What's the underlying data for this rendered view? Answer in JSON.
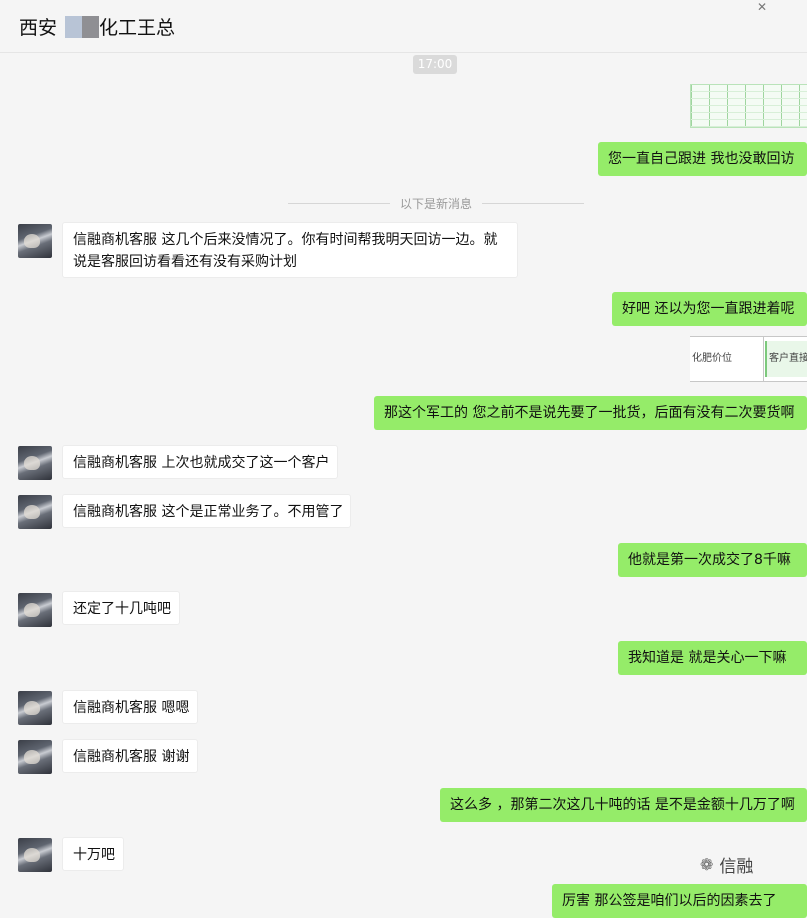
{
  "header": {
    "title_prefix": "西安",
    "title_suffix": "化工王总",
    "pin_icon": "pin-icon"
  },
  "timestamp": "17:00",
  "divider_text": "以下是新消息",
  "sheet_image": {
    "col1": "化肥价位",
    "col2": "客户直接联系"
  },
  "messages": [
    {
      "side": "right",
      "text": "您一直自己跟进  我也没敢回访"
    },
    {
      "side": "left",
      "text": "信融商机客服 这几个后来没情况了。你有时间帮我明天回访一边。就说是客服回访看看还有没有采购计划"
    },
    {
      "side": "right",
      "text": "好吧  还以为您一直跟进着呢"
    },
    {
      "side": "right",
      "text": "那这个军工的  您之前不是说先要了一批货，后面有没有二次要货啊"
    },
    {
      "side": "left",
      "text": "信融商机客服 上次也就成交了这一个客户"
    },
    {
      "side": "left",
      "text": "信融商机客服 这个是正常业务了。不用管了"
    },
    {
      "side": "right",
      "text": "他就是第一次成交了8千嘛"
    },
    {
      "side": "left",
      "text": "还定了十几吨吧"
    },
    {
      "side": "right",
      "text": "我知道是  就是关心一下嘛"
    },
    {
      "side": "left",
      "text": "信融商机客服 嗯嗯"
    },
    {
      "side": "left",
      "text": "信融商机客服 谢谢"
    },
    {
      "side": "right",
      "text": "这么多 ，那第二次这几十吨的话  是不是金额十几万了啊"
    },
    {
      "side": "left",
      "text": "十万吧"
    },
    {
      "side": "right",
      "text": "厉害  那公签是咱们以后的因素去了"
    }
  ],
  "watermark": {
    "icon": "wechat-icon",
    "text": "信融"
  }
}
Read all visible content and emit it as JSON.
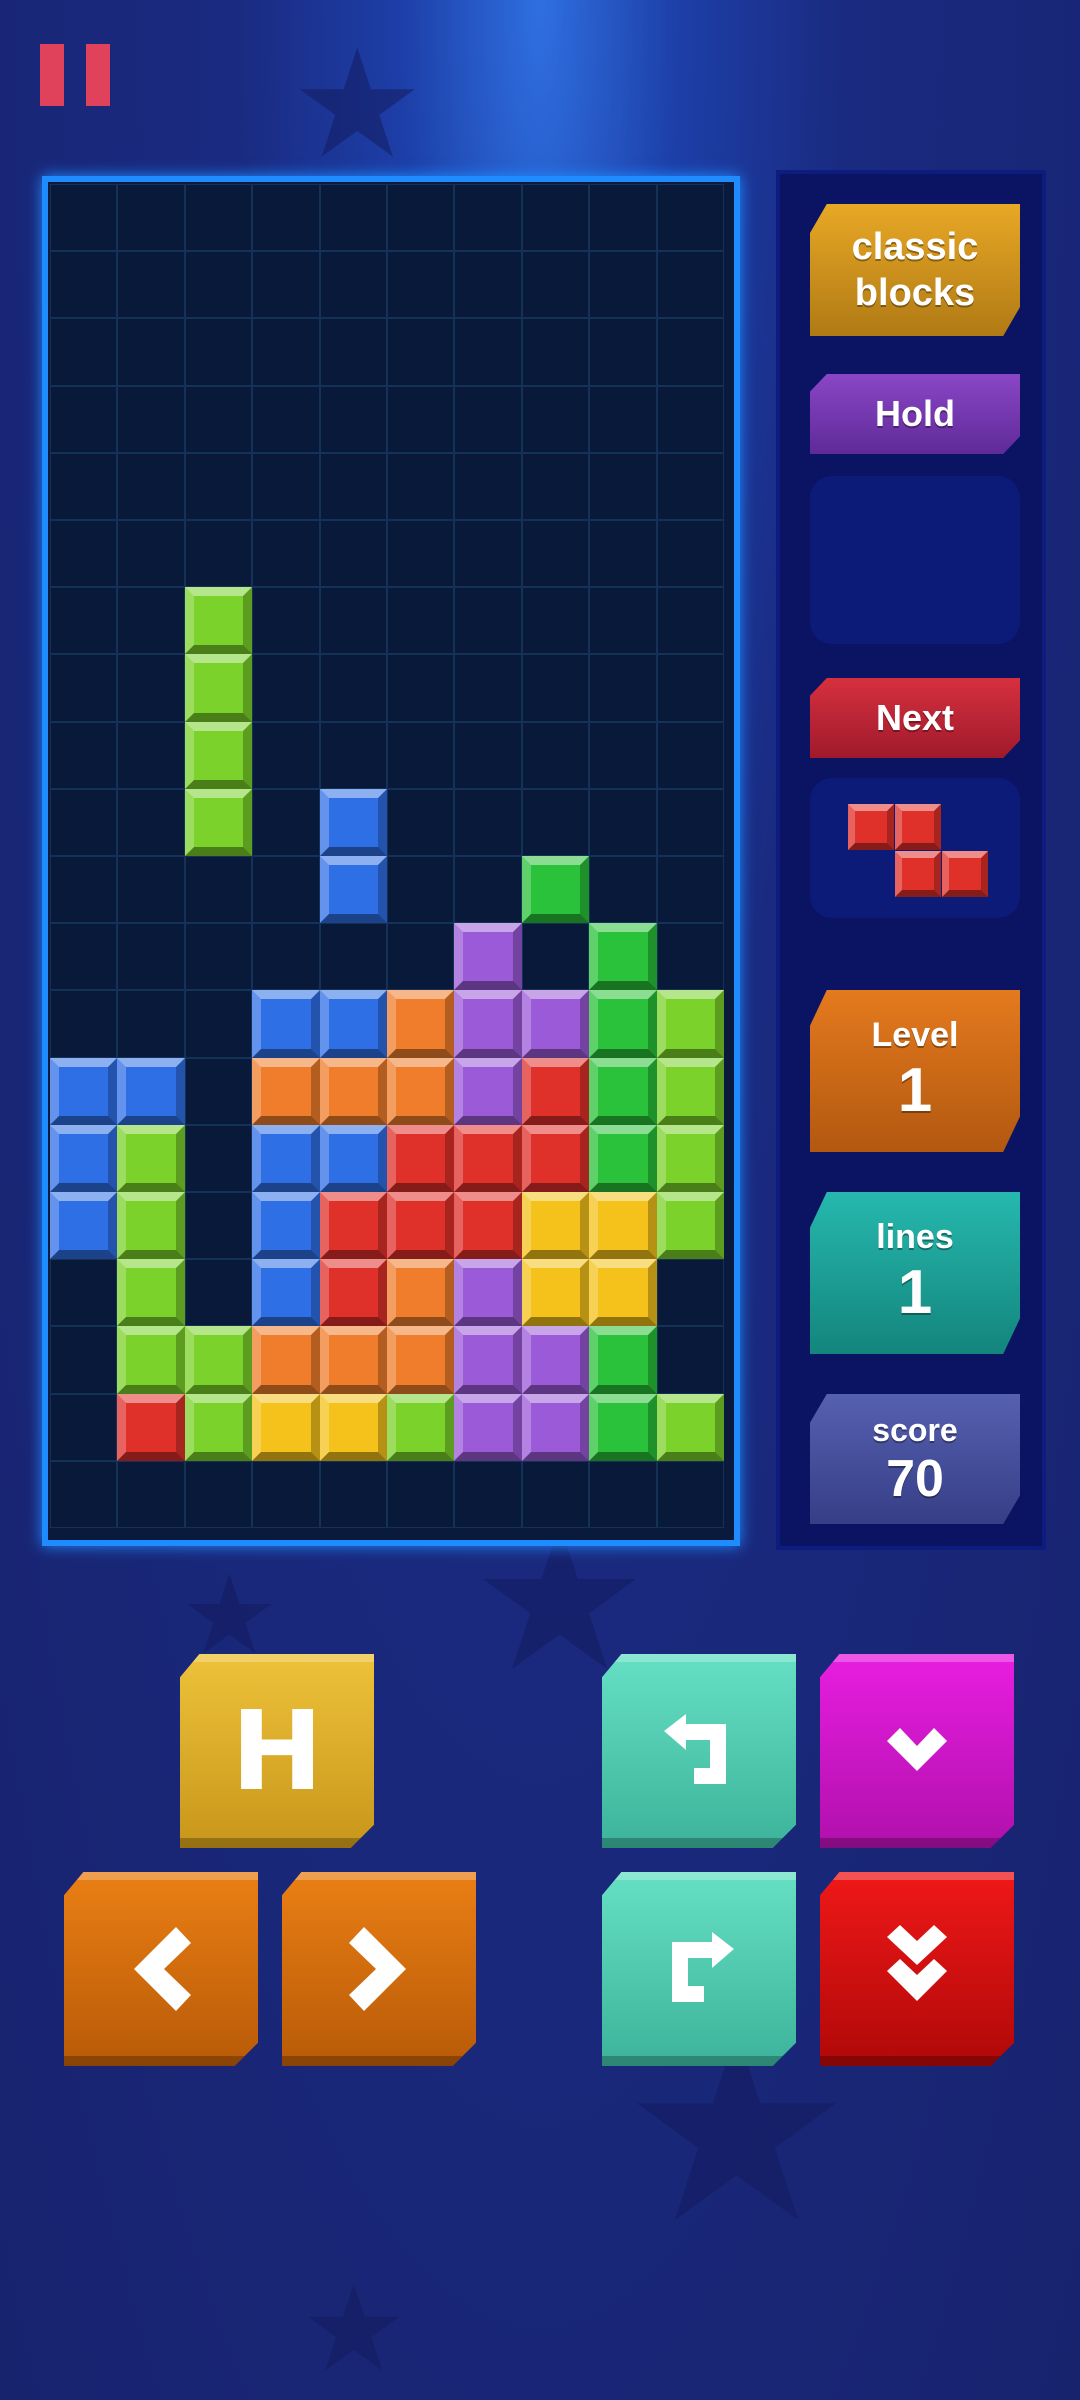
{
  "colors": {
    "green": "#7bd22b",
    "green_dark": "#2ac23a",
    "blue": "#2f6fe6",
    "purple": "#9b5ad8",
    "orange": "#ef7d2c",
    "red": "#e0302a",
    "yellow": "#f4c21a",
    "gold_label": "#d89a1c",
    "hold_label": "#7c3cb4",
    "next_label": "#c8263a",
    "level_label": "#d06a14",
    "lines_label": "#1aa49c",
    "score_label": "#464f9e"
  },
  "board": {
    "cols": 10,
    "rows": 21,
    "falling_piece": {
      "color": "green",
      "cells": [
        [
          2,
          6
        ],
        [
          2,
          7
        ],
        [
          2,
          8
        ],
        [
          2,
          9
        ]
      ]
    },
    "stack_rows": [
      "....B.....",
      "....B..G..",
      "......P.G.",
      "...BBOPPGL",
      "BB.OOOPRGL",
      "BL.BBRRRGL",
      "BL.BRRRYYL",
      ".L.BROPYY.",
      ".LLOOOPPG.",
      ".RLYYLPPGL"
    ],
    "stack_top_row": 11
  },
  "side": {
    "mode_label": "classic blocks",
    "hold_label": "Hold",
    "next_label": "Next",
    "next_piece": {
      "color": "red",
      "cells": [
        [
          0,
          0
        ],
        [
          1,
          0
        ],
        [
          1,
          1
        ],
        [
          2,
          1
        ]
      ]
    },
    "level": {
      "title": "Level",
      "value": "1"
    },
    "lines": {
      "title": "lines",
      "value": "1"
    },
    "score": {
      "title": "score",
      "value": "70"
    }
  },
  "controls": {
    "hold_button": "H",
    "buttons": [
      "hold",
      "rotate-left",
      "soft-drop",
      "move-left",
      "move-right",
      "rotate-right",
      "hard-drop"
    ],
    "icons": {
      "pause": "pause-icon",
      "rotate_left": "rotate-left-icon",
      "rotate_right": "rotate-right-icon",
      "soft_drop": "chevron-down-icon",
      "hard_drop": "double-chevron-down-icon",
      "left": "chevron-left-icon",
      "right": "chevron-right-icon"
    }
  }
}
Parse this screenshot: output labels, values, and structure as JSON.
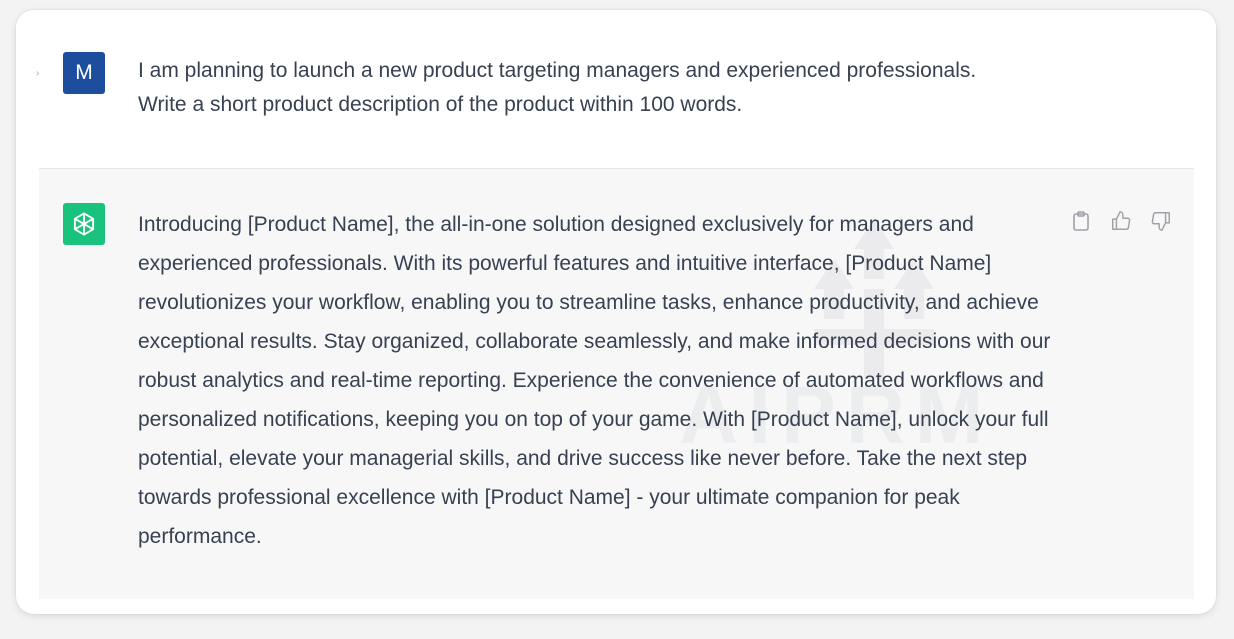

=======

_WORK TO BE COMPLETED_. Retype the line containing "Read all visible content and emit it as JSON." and all lines after it through the end of the material, exactly and only those, leaving out pictures.

_OUTPUT OF THE TASK_.
Read all visible content and emit it as JSON.
{
  "colors": {
    "green": "#7bd22b",
    "green_dark": "#2ac23a",
    "blue": "#2f6fe6",
    "purple": "#9b5ad8",
    "orange": "#ef7d2c",
    "red": "#e0302a",
    "yellow": "#f4c21a",
    "gold_label": "#d89a1c",
    "hold_label": "#7c3cb4",
    "next_label": "#c8263a",
    "level_label": "#d06a14",
    "lines_label": "#1aa49c",
    "score_label": "#464f9e"
  },
  "board": {
    "cols": 10,
    "rows": 21,
    "falling_piece": {
      "color": "green",
      "cells": [
        [
          2,
          6
        ],
        [
          2,
          7
        ],
        [
          2,
          8
        ],
        [
          2,
          9
        ]
      ]
    },
    "stack_rows": [
      "....B.....",
      "....B..G..",
      "......P.G.",
      "...BBOPPGL",
      "BB.OOOPRGL",
      "BL.BBRRRGL",
      "BL.BRRRYYL",
      ".L.BROPYY.",
      ".LLOOOPPG.",
      ".RLYYLPPGL"
    ],
    "stack_top_row": 11
  },
  "side": {
    "mode_label": "classic blocks",
    "hold_label": "Hold",
    "next_label": "Next",
    "next_piece": {
      "color": "red",
      "cells": [
        [
          0,
          0
        ],
        [
          1,
          0
        ],
        [
          1,
          1
        ],
        [
          2,
          1
        ]
      ]
    },
    "level": {
      "title": "Level",
      "value": "1"
    },
    "lines": {
      "title": "lines",
      "value": "1"
    },
    "score": {
      "title": "score",
      "value": "70"
    }
  },
  "controls": {
    "hold_button": "H",
    "buttons": [
      "hold",
      "rotate-left",
      "soft-drop",
      "move-left",
      "move-right",
      "rotate-right",
      "hard-drop"
    ],
    "icons": {
      "pause": "pause-icon",
      "rotate_left": "rotate-left-icon",
      "rotate_right": "rotate-right-icon",
      "soft_drop": "chevron-down-icon",
      "hard_drop": "double-chevron-down-icon",
      "left": "chevron-left-icon",
      "right": "chevron-right-icon"
    }
  }
}
Parse this screenshot: output labels, values, and structure as JSON.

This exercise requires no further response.